**REQUIRED ACTION:** Please report every line in the material below where the word "Older" is found.

::::

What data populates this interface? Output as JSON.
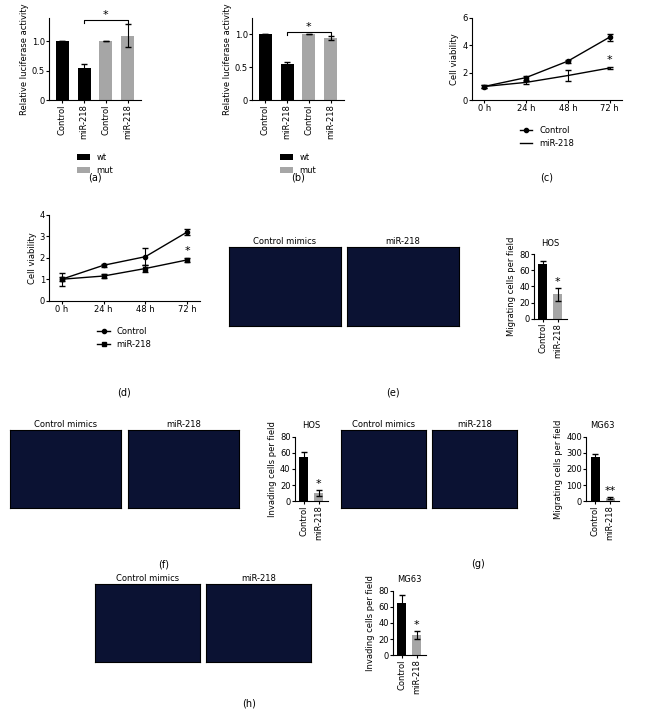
{
  "chart_data": [
    {
      "type": "bar",
      "caption": "(a)",
      "ylabel": "Relative luciferase activity",
      "categories": [
        "Control",
        "miR-218",
        "Control",
        "miR-218"
      ],
      "series": [
        {
          "name": "wt",
          "color": "#000000",
          "values": [
            1.0,
            0.55,
            null,
            null
          ],
          "errors": [
            0,
            0.06,
            null,
            null
          ]
        },
        {
          "name": "mut",
          "color": "#a6a6a6",
          "values": [
            null,
            null,
            1.0,
            1.1
          ],
          "errors": [
            null,
            null,
            0,
            0.2
          ]
        }
      ],
      "ylim": [
        0,
        1.4
      ],
      "yticks": [
        0,
        0.5,
        {
          "value": 1,
          "label": "1.0"
        }
      ],
      "legend": "below",
      "significance": {
        "text": "*",
        "between": [
          1,
          3
        ]
      }
    },
    {
      "type": "bar",
      "caption": "(b)",
      "ylabel": "Relative luciferase activity",
      "categories": [
        "Control",
        "miR-218",
        "Control",
        "miR-218"
      ],
      "series": [
        {
          "name": "wt",
          "color": "#000000",
          "values": [
            1.0,
            0.55,
            null,
            null
          ],
          "errors": [
            0,
            0.03,
            null,
            null
          ]
        },
        {
          "name": "mut",
          "color": "#a6a6a6",
          "values": [
            null,
            null,
            1.0,
            0.95
          ],
          "errors": [
            null,
            null,
            0,
            0.03
          ]
        }
      ],
      "ylim": [
        0,
        1.25
      ],
      "yticks": [
        0,
        0.5,
        {
          "value": 1,
          "label": "1.0"
        }
      ],
      "legend": "below",
      "significance": {
        "text": "*",
        "between": [
          1,
          3
        ]
      }
    },
    {
      "type": "line",
      "caption": "(c)",
      "ylabel": "Cell viability",
      "categories": [
        "0 h",
        "24 h",
        "48 h",
        "72 h"
      ],
      "series": [
        {
          "name": "Control",
          "color": "#000000",
          "marker": "circle",
          "values": [
            1.0,
            1.65,
            2.85,
            4.6
          ],
          "errors": [
            0.1,
            0.15,
            0.1,
            0.25
          ]
        },
        {
          "name": "miR-218",
          "color": "#000000",
          "marker": "none",
          "values": [
            1.0,
            1.3,
            1.8,
            2.35
          ],
          "errors": [
            0.1,
            0.1,
            0.4,
            0.1
          ]
        }
      ],
      "ylim": [
        0,
        6
      ],
      "yticks": [
        0,
        2,
        4,
        6
      ],
      "legend": "below",
      "significance": {
        "text": "*"
      }
    },
    {
      "type": "line",
      "caption": "(d)",
      "ylabel": "Cell viability",
      "categories": [
        "0 h",
        "24 h",
        "48 h",
        "72 h"
      ],
      "series": [
        {
          "name": "Control",
          "color": "#000000",
          "marker": "circle",
          "values": [
            1.0,
            1.65,
            2.05,
            3.2
          ],
          "errors": [
            0.3,
            0.08,
            0.4,
            0.12
          ]
        },
        {
          "name": "miR-218",
          "color": "#000000",
          "marker": "square",
          "values": [
            1.0,
            1.15,
            1.5,
            1.9
          ],
          "errors": [
            0.1,
            0.08,
            0.15,
            0.08
          ]
        }
      ],
      "ylim": [
        0,
        4
      ],
      "yticks": [
        0,
        1,
        2,
        3,
        4
      ],
      "legend": "below",
      "significance": {
        "text": "*"
      }
    },
    {
      "type": "bar",
      "caption": "(e)",
      "title": "HOS",
      "images": [
        "Control mimics",
        "miR-218"
      ],
      "ylabel": "Migrating cells per field",
      "categories": [
        "Control",
        "miR-218"
      ],
      "values": [
        68,
        30
      ],
      "errors": [
        4,
        8
      ],
      "colors": [
        "#000000",
        "#a6a6a6"
      ],
      "ylim": [
        0,
        80
      ],
      "yticks": [
        0,
        20,
        40,
        60,
        80
      ],
      "significance": {
        "text": "*"
      }
    },
    {
      "type": "bar",
      "caption": "(f)",
      "title": "HOS",
      "images": [
        "Control mimics",
        "miR-218"
      ],
      "ylabel": "Invading cells per field",
      "categories": [
        "Control",
        "miR-218"
      ],
      "values": [
        55,
        10
      ],
      "errors": [
        6,
        4
      ],
      "colors": [
        "#000000",
        "#a6a6a6"
      ],
      "ylim": [
        0,
        80
      ],
      "yticks": [
        0,
        20,
        40,
        60,
        80
      ],
      "significance": {
        "text": "*"
      }
    },
    {
      "type": "bar",
      "caption": "(g)",
      "title": "MG63",
      "images": [
        "Control mimics",
        "miR-218"
      ],
      "ylabel": "Migrating cells per field",
      "categories": [
        "Control",
        "miR-218"
      ],
      "values": [
        275,
        20
      ],
      "errors": [
        20,
        5
      ],
      "colors": [
        "#000000",
        "#a6a6a6"
      ],
      "ylim": [
        0,
        400
      ],
      "yticks": [
        0,
        100,
        200,
        300,
        400
      ],
      "significance": {
        "text": "**"
      }
    },
    {
      "type": "bar",
      "caption": "(h)",
      "title": "MG63",
      "images": [
        "Control mimics",
        "miR-218"
      ],
      "ylabel": "Invading cells per field",
      "categories": [
        "Control",
        "miR-218"
      ],
      "values": [
        65,
        25
      ],
      "errors": [
        10,
        5
      ],
      "colors": [
        "#000000",
        "#a6a6a6"
      ],
      "ylim": [
        0,
        80
      ],
      "yticks": [
        0,
        20,
        40,
        60,
        80
      ],
      "significance": {
        "text": "*"
      }
    }
  ]
}
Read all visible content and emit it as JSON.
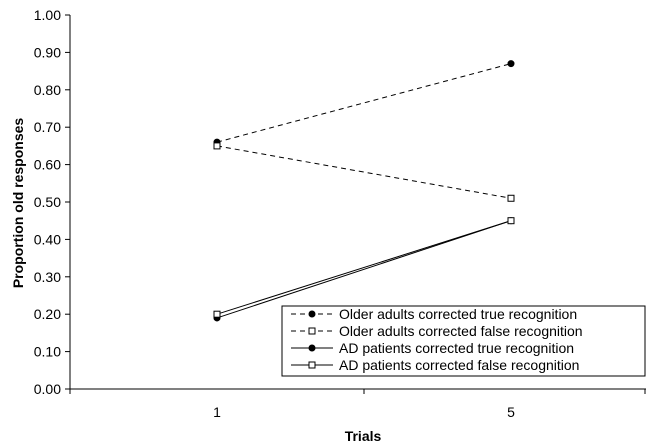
{
  "chart_data": {
    "type": "line",
    "title": "",
    "xlabel": "Trials",
    "ylabel": "Proportion old responses",
    "categories": [
      "1",
      "5"
    ],
    "ylim": [
      0,
      1
    ],
    "yticks": [
      "0.00",
      "0.10",
      "0.20",
      "0.30",
      "0.40",
      "0.50",
      "0.60",
      "0.70",
      "0.80",
      "0.90",
      "1.00"
    ],
    "grid": false,
    "legend_position": "bottom-right",
    "series": [
      {
        "name": "Older adults corrected true recognition",
        "values": [
          0.66,
          0.87
        ],
        "line": "dashed",
        "marker": "filled-circle"
      },
      {
        "name": "Older adults corrected false recognition",
        "values": [
          0.65,
          0.51
        ],
        "line": "dashed",
        "marker": "open-square"
      },
      {
        "name": "AD patients corrected true recognition",
        "values": [
          0.19,
          0.45
        ],
        "line": "solid",
        "marker": "filled-circle"
      },
      {
        "name": "AD patients corrected false recognition",
        "values": [
          0.2,
          0.45
        ],
        "line": "solid",
        "marker": "open-square"
      }
    ]
  }
}
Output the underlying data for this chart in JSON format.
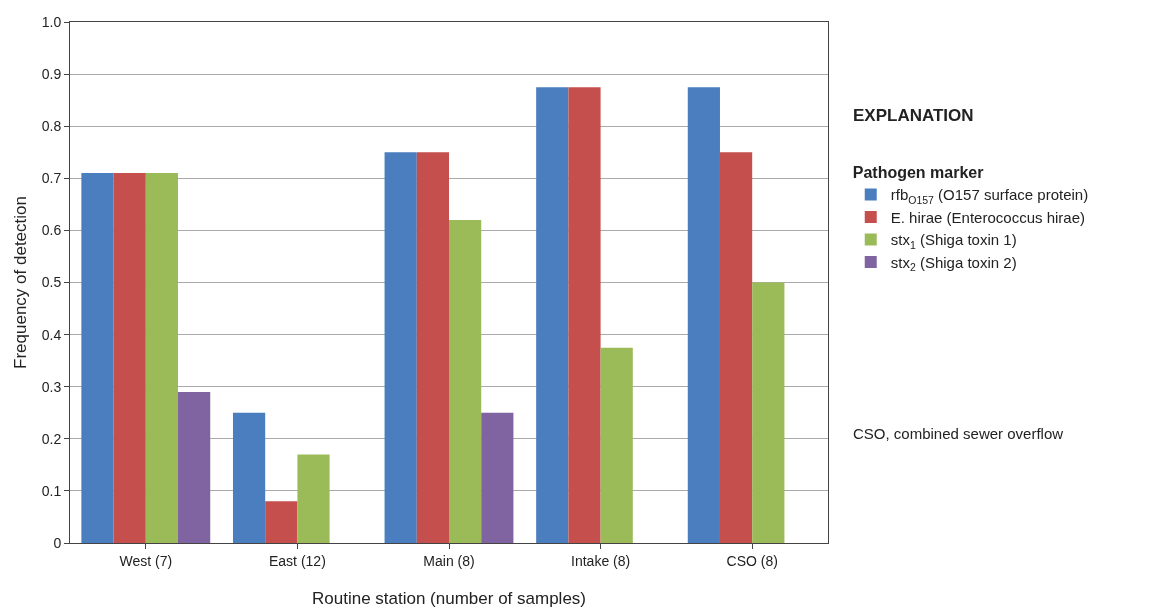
{
  "chart_data": {
    "type": "bar",
    "xlabel": "Routine station (number of samples)",
    "ylabel": "Frequency of detection",
    "categories": [
      "West (7)",
      "East (12)",
      "Main (8)",
      "Intake (8)",
      "CSO (8)"
    ],
    "series": [
      {
        "name": "rfb$_{O157}$ (O157 surface protein)",
        "color": "#4a7ebf",
        "values": [
          0.71,
          0.25,
          0.75,
          0.875,
          0.875
        ]
      },
      {
        "name": "E. hirae (Enterococcus hirae)",
        "color": "#c44f4d",
        "values": [
          0.71,
          0.08,
          0.75,
          0.875,
          0.75
        ]
      },
      {
        "name": "stx$_{1}$ (Shiga toxin 1)",
        "color": "#9bbb59",
        "values": [
          0.71,
          0.17,
          0.62,
          0.375,
          0.5
        ]
      },
      {
        "name": "stx$_{2}$ (Shiga toxin 2)",
        "color": "#8064a2",
        "values": [
          0.29,
          null,
          0.25,
          null,
          null
        ]
      }
    ],
    "ylim": [
      0,
      1
    ],
    "yticks": [
      0,
      0.1,
      0.2,
      0.3,
      0.4,
      0.5,
      0.6,
      0.7,
      0.8,
      0.9,
      {
        "value": 1,
        "label": "1.0"
      }
    ],
    "grid": "y",
    "legend": "right",
    "legend_title": "Pathogen marker",
    "annotations": [
      "EXPLANATION",
      "CSO, combined sewer overflow"
    ]
  }
}
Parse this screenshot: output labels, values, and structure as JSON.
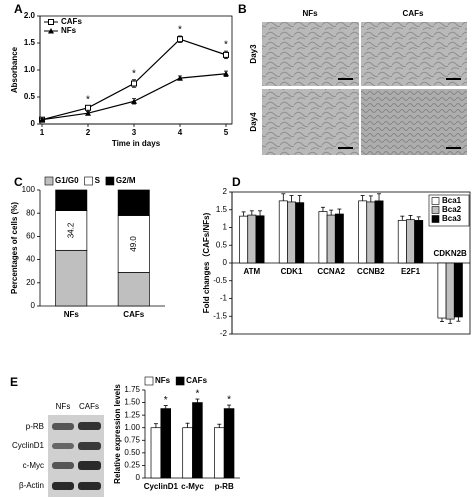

::::

**EXERCISE ANSWER:**
        "name": "Older adults corrected true recognition",
        "name": "Older adults corrected false recognition",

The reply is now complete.